[Data entries for graphics]
####################

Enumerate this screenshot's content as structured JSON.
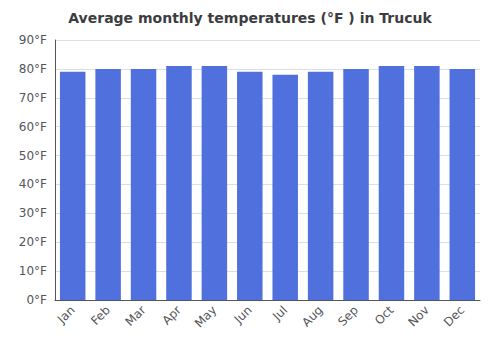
{
  "chart_data": {
    "type": "bar",
    "title": "Average monthly temperatures (°F ) in Trucuk",
    "categories": [
      "Jan",
      "Feb",
      "Mar",
      "Apr",
      "May",
      "Jun",
      "Jul",
      "Aug",
      "Sep",
      "Oct",
      "Nov",
      "Dec"
    ],
    "values": [
      79,
      80,
      80,
      81,
      81,
      79,
      78,
      79,
      80,
      81,
      81,
      80
    ],
    "ylim": [
      0,
      90
    ],
    "yticks": [
      {
        "value": 0,
        "label": "0°F"
      },
      {
        "value": 10,
        "label": "10°F"
      },
      {
        "value": 20,
        "label": "20°F"
      },
      {
        "value": 30,
        "label": "30°F"
      },
      {
        "value": 40,
        "label": "40°F"
      },
      {
        "value": 50,
        "label": "50°F"
      },
      {
        "value": 60,
        "label": "60°F"
      },
      {
        "value": 70,
        "label": "70°F"
      },
      {
        "value": 80,
        "label": "80°F"
      },
      {
        "value": 90,
        "label": "90°F"
      }
    ],
    "grid": true
  }
}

####################

_TASK BRIEF:_
Copy every line of the data exactly as written, excluding the pictures.

_FULL OUTPUT:_
Enumerate this screenshot's content as structured JSON.
{
  "chart_data": {
    "type": "bar",
    "title": "Average monthly temperatures (°F ) in Trucuk",
    "categories": [
      "Jan",
      "Feb",
      "Mar",
      "Apr",
      "May",
      "Jun",
      "Jul",
      "Aug",
      "Sep",
      "Oct",
      "Nov",
      "Dec"
    ],
    "values": [
      79,
      80,
      80,
      81,
      81,
      79,
      78,
      79,
      80,
      81,
      81,
      80
    ],
    "ylim": [
      0,
      90
    ],
    "yticks": [
      {
        "value": 0,
        "label": "0°F"
      },
      {
        "value": 10,
        "label": "10°F"
      },
      {
        "value": 20,
        "label": "20°F"
      },
      {
        "value": 30,
        "label": "30°F"
      },
      {
        "value": 40,
        "label": "40°F"
      },
      {
        "value": 50,
        "label": "50°F"
      },
      {
        "value": 60,
        "label": "60°F"
      },
      {
        "value": 70,
        "label": "70°F"
      },
      {
        "value": 80,
        "label": "80°F"
      },
      {
        "value": 90,
        "label": "90°F"
      }
    ],
    "grid": true
  }
}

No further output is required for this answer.